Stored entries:
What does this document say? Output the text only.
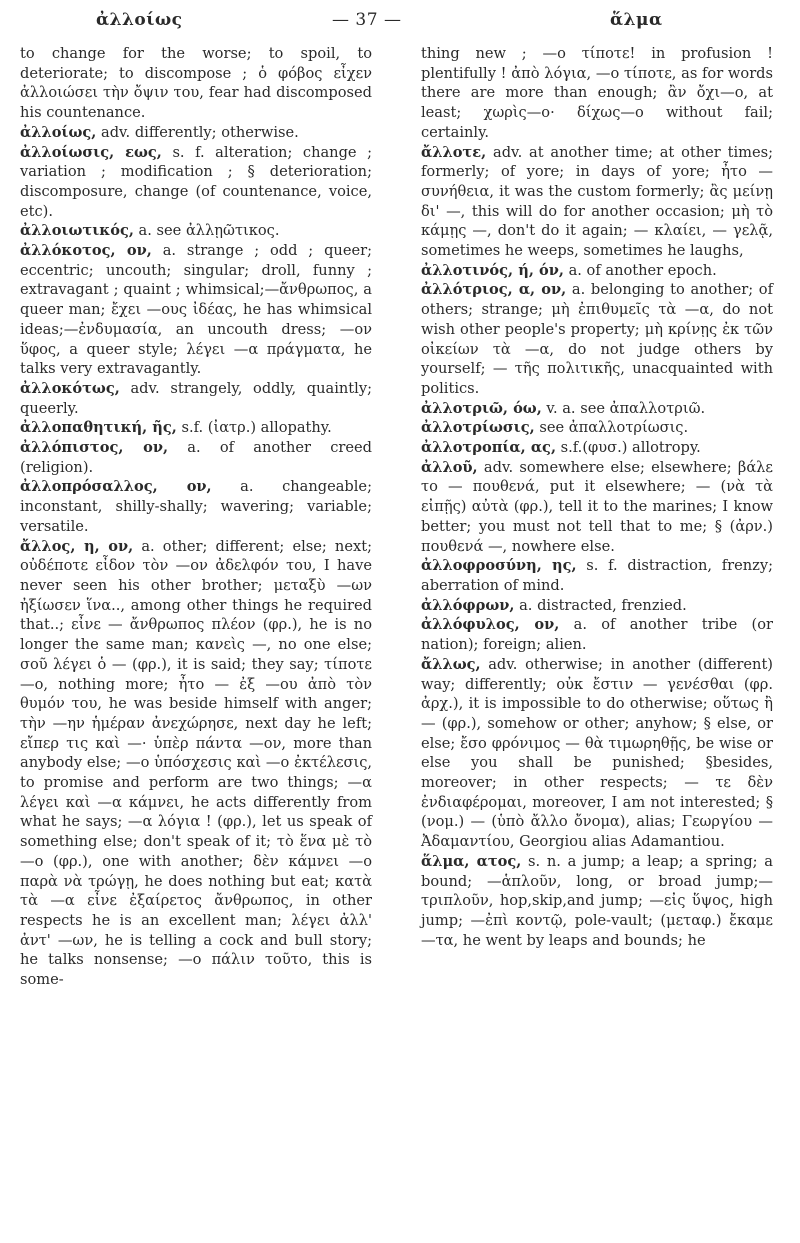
ἀλλοίως	— 37 —	ἅλμα

to change for the worse; to spoil, to deteriorate; to discompose ; ὁ φόβος εἶχεν ἀλλοιώσει τὴν ὄψιν του, fear had discomposed his countenance.

ἀλλοίως, adv. differently; otherwise.

ἀλλοίωσις, εως, s. f. alteration; change ; variation ; modification ; § deterioration; discomposure, change (of countenance, voice, etc).

ἀλλοιωτικός, a. see ἀλλῃῶτικος.

ἀλλόκοτος, ον, a. strange ; odd ; queer; eccentric; uncouth; singular; droll, funny ; extravagant ; quaint ; whimsical;—ἄνθρωπος, a queer man; ἔχει —ους ἰδέας, he has whimsical ideas;—ἐνδυμασία, an uncouth dress; —ον ὕφος, a queer style; λέγει —α πράγματα, he talks very extravagantly.

ἀλλοκότως, adv. strangely, oddly, quaintly; queerly.

ἀλλοπαθητική, ῆς, s.f. (ἰατρ.) allopathy.

ἀλλόπιστος, ον, a. of another creed (religion).

ἀλλοπρόσαλλος, ον, a. changeable; inconstant, shilly-shally; wavering; variable; versatile.

ἄλλος, η, ον, a. other; different; else; next; οὐδέποτε εἶδον τὸν —ον ἀδελφόν του, I have never seen his other brother; μεταξὺ —ων ἠξίωσεν ἵνα.., among other things he required that..; εἶνε — ἄνθρωπος πλέον (φρ.), he is no longer the same man; κανεὶς —, no one else; σοῦ λέγει ὁ — (φρ.), it is said; they say; τίποτε—ο, nothing more; ἦτο — ἐξ —ου ἀπὸ τὸν θυμόν του, he was beside himself with anger; τὴν —ην ἡμέραν ἀνεχώρησε, next day he left; εἴπερ τις καὶ —· ὑπὲρ πάντα —ον, more than anybody else; —ο ὑπόσχεσις καὶ —ο ἐκτέλεσις, to promise and perform are two things; —α λέγει καὶ —α κάμνει, he acts differently from what he says; —α λόγια ! (φρ.), let us speak of something else; don't speak of it; τὸ ἕνα μὲ τὸ—ο (φρ.), one with another; δὲν κάμνει —ο παρὰ νὰ τρώγῃ, he does nothing but eat; κατὰ τὰ —α εἶνε ἐξαίρετος ἄνθρωπος, in other respects he is an excellent man; λέγει ἀλλ' ἀντ' —ων, he is telling a cock and bull story; he talks nonsense; —ο πάλιν τοῦτο, this is some-

thing new ; —ο τίποτε! in profusion ! plentifully ! ἀπὸ λόγια, —ο τίποτε, as for words there are more than enough; ἂν ὄχι—ο, at least; χωρὶς—ο· δίχως—ο without fail; certainly.

ἄλλοτε, adv. at another time; at other times; formerly; of yore; in days of yore; ἦτο — συνήθεια, it was the custom formerly; ἂς μείνῃ δι' —, this will do for another occasion; μὴ τὸ κάμῃς —, don't do it again; — κλαίει, — γελᾷ, sometimes he weeps, sometimes he laughs,

ἀλλοτινός, ή, όν, a. of another epoch.

ἀλλότριος, α, ον, a. belonging to another; of others; strange; μὴ ἐπιθυμεῖς τὰ —α, do not wish other people's property; μὴ κρίνῃς ἐκ τῶν οἰκείων τὰ —α, do not judge others by yourself; — τῆς πολιτικῆς, unacquainted with politics.

ἀλλοτριῶ, όω, v. a. see ἀπαλλοτριῶ.

ἀλλοτρίωσις, see ἀπαλλοτρίωσις.

ἀλλοτροπία, ας, s.f.(φυσ.) allotropy.

ἀλλοῦ, adv. somewhere else; elsewhere; βάλε το — πουθενά, put it elsewhere; — (νὰ τὰ εἰπῇς) αὐτὰ (φρ.), tell it to the marines; I know better; you must not tell that to me; § (ἀρν.) πουθενά —, nowhere else.

ἀλλοφροσύνη, ης, s. f. distraction, frenzy; aberration of mind.

ἀλλόφρων, a. distracted, frenzied.

ἀλλόφυλος, ον, a. of another tribe (or nation); foreign; alien.

ἄλλως, adv. otherwise; in another (different) way; differently; οὐκ ἔστιν — γενέσθαι (φρ. ἀρχ.), it is impossible to do otherwise; οὕτως ἢ — (φρ.), somehow or other; anyhow; § else, or else; ἔσο φρόνιμος — θὰ τιμωρηθῇς, be wise or else you shall be punished; §besides, moreover; in other respects; — τε δὲν ἐνδιαφέρομαι, moreover, I am not interested; § (νομ.) — (ὑπὸ ἄλλο ὄνομα), alias; Γεωργίου — Ἀδαμαντίου, Georgiou alias Adamantiou.

ἅλμα, ατος, s. n. a jump; a leap; a spring; a bound; —ἁπλοῦν, long, or broad jump;—τριπλοῦν, hop,skip,and jump; —εἰς ὕψος, high jump; —ἐπὶ κοντῷ, pole-vault; (μεταφ.) ἔκαμε—τα, he went by leaps and bounds; he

To be done -> Copy each line containing the word "does" from the data.

Response to the task ->
What does this document say? Output the text only.
ἄλλος, η, ον, a. other; different; else; next; οὐδέποτε εἶδον τὸν —ον ἀδελφόν του, I have never seen his other brother; μεταξὺ —ων ἠξίωσεν ἵνα.., among other things he required that..; εἶνε — ἄνθρωπος πλέον (φρ.), he is no longer the same man; κανεὶς —, no one else; σοῦ λέγει ὁ — (φρ.), it is said; they say; τίποτε—ο, nothing more; ἦτο — ἐξ —ου ἀπὸ τὸν θυμόν του, he was beside himself with anger; τὴν —ην ἡμέραν ἀνεχώρησε, next day he left; εἴπερ τις καὶ —· ὑπὲρ πάντα —ον, more than anybody else; —ο ὑπόσχεσις καὶ —ο ἐκτέλεσις, to promise and perform are two things; —α λέγει καὶ —α κάμνει, he acts differently from what he says; —α λόγια ! (φρ.), let us speak of something else; don't speak of it; τὸ ἕνα μὲ τὸ—ο (φρ.), one with another; δὲν κάμνει —ο παρὰ νὰ τρώγῃ, he does nothing but eat; κατὰ τὰ —α εἶνε ἐξαίρετος ἄνθρωπος, in other respects he is an excellent man; λέγει ἀλλ' ἀντ' —ων, he is telling a cock and bull story; he talks nonsense; —ο πάλιν τοῦτο, this is some-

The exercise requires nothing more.